- Dataset excerpts
● ● ● ●
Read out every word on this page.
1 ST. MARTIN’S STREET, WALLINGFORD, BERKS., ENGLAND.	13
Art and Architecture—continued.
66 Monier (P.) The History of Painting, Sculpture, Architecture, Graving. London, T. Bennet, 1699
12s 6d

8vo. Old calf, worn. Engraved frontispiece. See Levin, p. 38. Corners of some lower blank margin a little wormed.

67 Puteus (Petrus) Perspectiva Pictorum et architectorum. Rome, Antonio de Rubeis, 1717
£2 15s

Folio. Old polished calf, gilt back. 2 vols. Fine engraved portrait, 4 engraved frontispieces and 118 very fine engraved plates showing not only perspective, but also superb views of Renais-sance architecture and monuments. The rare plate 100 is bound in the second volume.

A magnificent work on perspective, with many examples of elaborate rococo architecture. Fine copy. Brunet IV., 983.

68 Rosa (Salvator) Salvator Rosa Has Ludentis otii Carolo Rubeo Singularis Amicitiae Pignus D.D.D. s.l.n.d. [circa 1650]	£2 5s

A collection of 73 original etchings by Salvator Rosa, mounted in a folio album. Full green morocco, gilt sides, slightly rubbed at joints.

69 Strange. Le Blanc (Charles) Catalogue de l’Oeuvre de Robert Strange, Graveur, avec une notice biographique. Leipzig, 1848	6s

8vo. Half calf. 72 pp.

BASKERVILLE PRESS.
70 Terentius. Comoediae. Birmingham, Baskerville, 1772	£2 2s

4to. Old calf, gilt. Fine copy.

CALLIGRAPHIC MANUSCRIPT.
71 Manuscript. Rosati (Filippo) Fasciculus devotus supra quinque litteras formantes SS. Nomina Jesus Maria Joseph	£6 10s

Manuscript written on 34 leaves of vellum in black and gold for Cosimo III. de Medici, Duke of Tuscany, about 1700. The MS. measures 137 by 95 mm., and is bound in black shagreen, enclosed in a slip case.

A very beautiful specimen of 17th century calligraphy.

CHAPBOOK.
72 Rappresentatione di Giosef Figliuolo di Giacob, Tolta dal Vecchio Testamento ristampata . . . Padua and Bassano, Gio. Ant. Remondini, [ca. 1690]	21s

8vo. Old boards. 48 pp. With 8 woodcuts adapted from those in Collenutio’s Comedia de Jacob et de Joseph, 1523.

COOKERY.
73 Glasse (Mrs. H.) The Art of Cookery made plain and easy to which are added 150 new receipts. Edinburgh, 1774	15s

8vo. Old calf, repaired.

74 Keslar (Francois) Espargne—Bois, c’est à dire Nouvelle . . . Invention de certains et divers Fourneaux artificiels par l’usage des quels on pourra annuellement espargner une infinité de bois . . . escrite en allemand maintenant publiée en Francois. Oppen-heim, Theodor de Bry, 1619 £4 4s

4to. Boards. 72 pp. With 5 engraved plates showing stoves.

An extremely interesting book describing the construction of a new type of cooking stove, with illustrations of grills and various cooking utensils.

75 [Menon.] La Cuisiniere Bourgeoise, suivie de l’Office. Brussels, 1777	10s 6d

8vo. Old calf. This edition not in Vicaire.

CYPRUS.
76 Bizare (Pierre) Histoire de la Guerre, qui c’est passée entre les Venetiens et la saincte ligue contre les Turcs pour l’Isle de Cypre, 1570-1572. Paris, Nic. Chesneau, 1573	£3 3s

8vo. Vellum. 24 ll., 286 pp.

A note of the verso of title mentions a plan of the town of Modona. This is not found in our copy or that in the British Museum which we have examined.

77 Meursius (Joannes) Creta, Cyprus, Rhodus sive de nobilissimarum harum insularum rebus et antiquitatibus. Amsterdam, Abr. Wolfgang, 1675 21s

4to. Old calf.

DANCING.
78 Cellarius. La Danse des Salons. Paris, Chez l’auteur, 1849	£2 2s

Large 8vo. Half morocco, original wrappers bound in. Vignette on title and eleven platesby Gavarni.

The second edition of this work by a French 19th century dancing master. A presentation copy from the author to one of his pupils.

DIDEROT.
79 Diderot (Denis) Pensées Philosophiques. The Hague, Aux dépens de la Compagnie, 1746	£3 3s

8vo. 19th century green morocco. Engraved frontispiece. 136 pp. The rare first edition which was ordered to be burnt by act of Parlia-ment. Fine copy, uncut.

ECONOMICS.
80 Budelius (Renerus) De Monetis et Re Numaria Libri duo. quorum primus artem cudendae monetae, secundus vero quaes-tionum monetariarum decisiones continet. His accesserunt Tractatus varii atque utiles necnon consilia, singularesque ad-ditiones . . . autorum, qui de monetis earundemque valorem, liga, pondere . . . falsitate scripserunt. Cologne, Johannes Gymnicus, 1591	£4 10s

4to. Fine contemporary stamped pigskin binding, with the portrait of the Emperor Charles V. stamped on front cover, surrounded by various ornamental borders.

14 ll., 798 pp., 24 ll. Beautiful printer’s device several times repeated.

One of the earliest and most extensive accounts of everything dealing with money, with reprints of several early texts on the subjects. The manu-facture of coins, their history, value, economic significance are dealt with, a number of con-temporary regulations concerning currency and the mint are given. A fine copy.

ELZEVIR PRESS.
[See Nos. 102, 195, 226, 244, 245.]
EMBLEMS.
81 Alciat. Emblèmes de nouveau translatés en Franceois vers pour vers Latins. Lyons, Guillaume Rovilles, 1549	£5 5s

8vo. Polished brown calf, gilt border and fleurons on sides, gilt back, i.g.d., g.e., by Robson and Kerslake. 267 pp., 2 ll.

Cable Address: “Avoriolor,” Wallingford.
● ● ● ●
- The task
Tally the lines in this data that hold the word "Charles" and state only the count.

- Solved problem
2